[start of Task material]

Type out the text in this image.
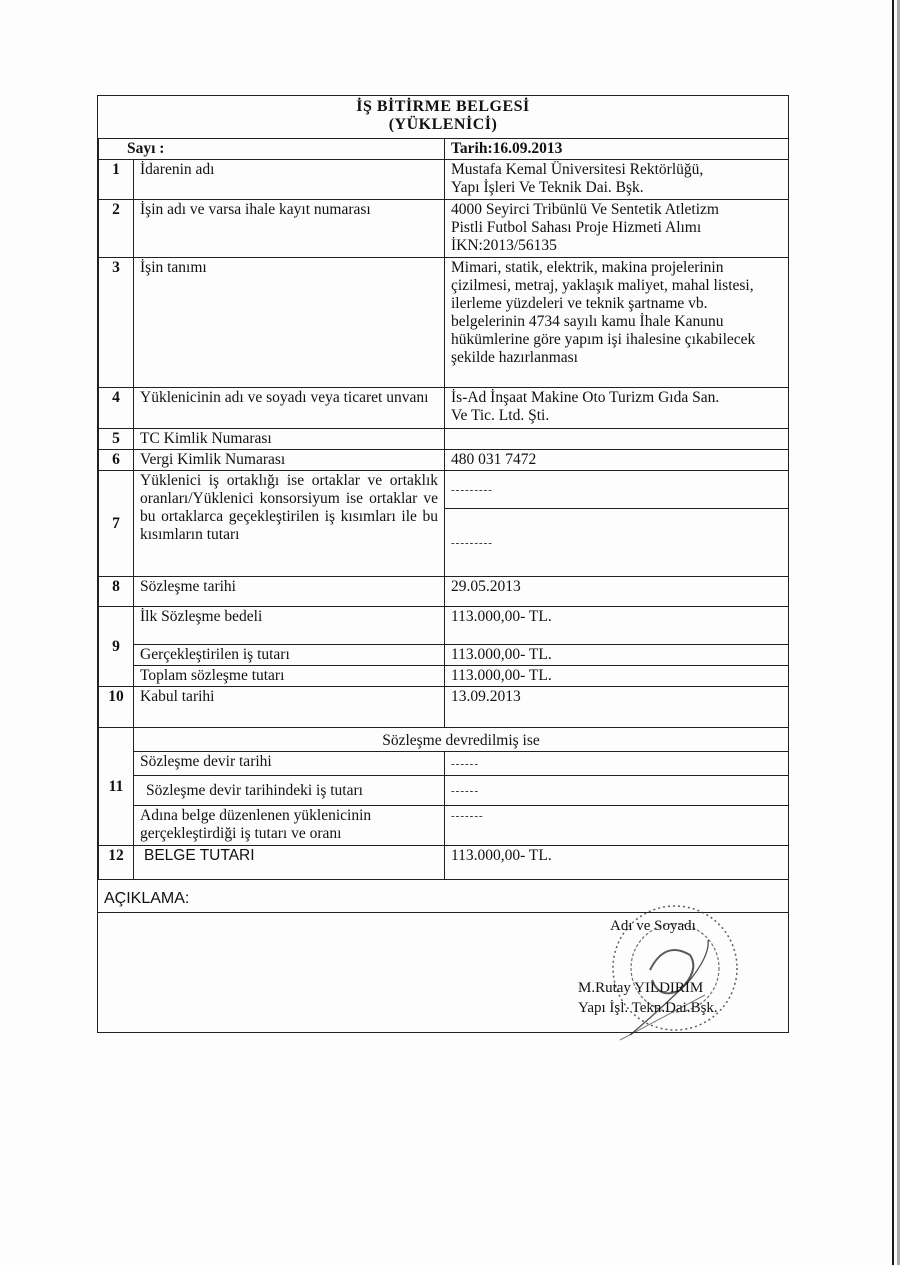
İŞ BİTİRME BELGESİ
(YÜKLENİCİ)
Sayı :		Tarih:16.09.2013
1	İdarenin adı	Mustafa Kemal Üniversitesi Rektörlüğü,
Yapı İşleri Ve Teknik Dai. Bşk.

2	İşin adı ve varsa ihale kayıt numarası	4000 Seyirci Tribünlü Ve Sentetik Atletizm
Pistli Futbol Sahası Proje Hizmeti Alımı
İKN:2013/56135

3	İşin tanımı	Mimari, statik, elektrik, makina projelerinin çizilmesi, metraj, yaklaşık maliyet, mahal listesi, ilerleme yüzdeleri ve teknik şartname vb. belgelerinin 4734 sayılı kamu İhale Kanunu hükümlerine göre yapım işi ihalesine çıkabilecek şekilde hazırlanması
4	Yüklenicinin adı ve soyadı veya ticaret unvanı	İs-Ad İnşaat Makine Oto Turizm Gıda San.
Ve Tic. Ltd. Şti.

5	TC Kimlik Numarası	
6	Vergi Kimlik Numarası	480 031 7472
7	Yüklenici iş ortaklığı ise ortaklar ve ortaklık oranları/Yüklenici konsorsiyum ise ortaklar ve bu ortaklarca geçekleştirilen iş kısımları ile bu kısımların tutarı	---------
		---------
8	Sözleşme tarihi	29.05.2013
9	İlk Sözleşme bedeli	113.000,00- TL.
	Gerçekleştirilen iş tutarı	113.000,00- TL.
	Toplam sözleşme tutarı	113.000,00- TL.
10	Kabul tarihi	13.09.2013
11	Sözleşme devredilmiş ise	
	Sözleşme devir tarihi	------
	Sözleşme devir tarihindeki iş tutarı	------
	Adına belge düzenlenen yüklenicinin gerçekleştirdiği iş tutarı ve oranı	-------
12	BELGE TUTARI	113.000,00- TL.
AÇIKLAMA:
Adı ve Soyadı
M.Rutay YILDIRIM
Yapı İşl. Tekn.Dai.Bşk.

[end of Task material]

**Required task**: Your copy should hold every record word for word and none of the pictures.

**Expected answer**:
Type out the text in this image.
İŞ BİTİRME BELGESİ
(YÜKLENİCİ)
Sayı :		Tarih:16.09.2013
1	İdarenin adı	Mustafa Kemal Üniversitesi Rektörlüğü,
Yapı İşleri Ve Teknik Dai. Bşk.

2	İşin adı ve varsa ihale kayıt numarası	4000 Seyirci Tribünlü Ve Sentetik Atletizm
Pistli Futbol Sahası Proje Hizmeti Alımı
İKN:2013/56135

3	İşin tanımı	Mimari, statik, elektrik, makina projelerinin çizilmesi, metraj, yaklaşık maliyet, mahal listesi, ilerleme yüzdeleri ve teknik şartname vb. belgelerinin 4734 sayılı kamu İhale Kanunu hükümlerine göre yapım işi ihalesine çıkabilecek şekilde hazırlanması
4	Yüklenicinin adı ve soyadı veya ticaret unvanı	İs-Ad İnşaat Makine Oto Turizm Gıda San.
Ve Tic. Ltd. Şti.

5	TC Kimlik Numarası	
6	Vergi Kimlik Numarası	480 031 7472
7	Yüklenici iş ortaklığı ise ortaklar ve ortaklık oranları/Yüklenici konsorsiyum ise ortaklar ve bu ortaklarca geçekleştirilen iş kısımları ile bu kısımların tutarı	---------
		---------
8	Sözleşme tarihi	29.05.2013
9	İlk Sözleşme bedeli	113.000,00- TL.
	Gerçekleştirilen iş tutarı	113.000,00- TL.
	Toplam sözleşme tutarı	113.000,00- TL.
10	Kabul tarihi	13.09.2013
11	Sözleşme devredilmiş ise	
	Sözleşme devir tarihi	------
	Sözleşme devir tarihindeki iş tutarı	------
	Adına belge düzenlenen yüklenicinin gerçekleştirdiği iş tutarı ve oranı	-------
12	BELGE TUTARI	113.000,00- TL.
AÇIKLAMA:
Adı ve Soyadı
M.Rutay YILDIRIM
Yapı İşl. Tekn.Dai.Bşk.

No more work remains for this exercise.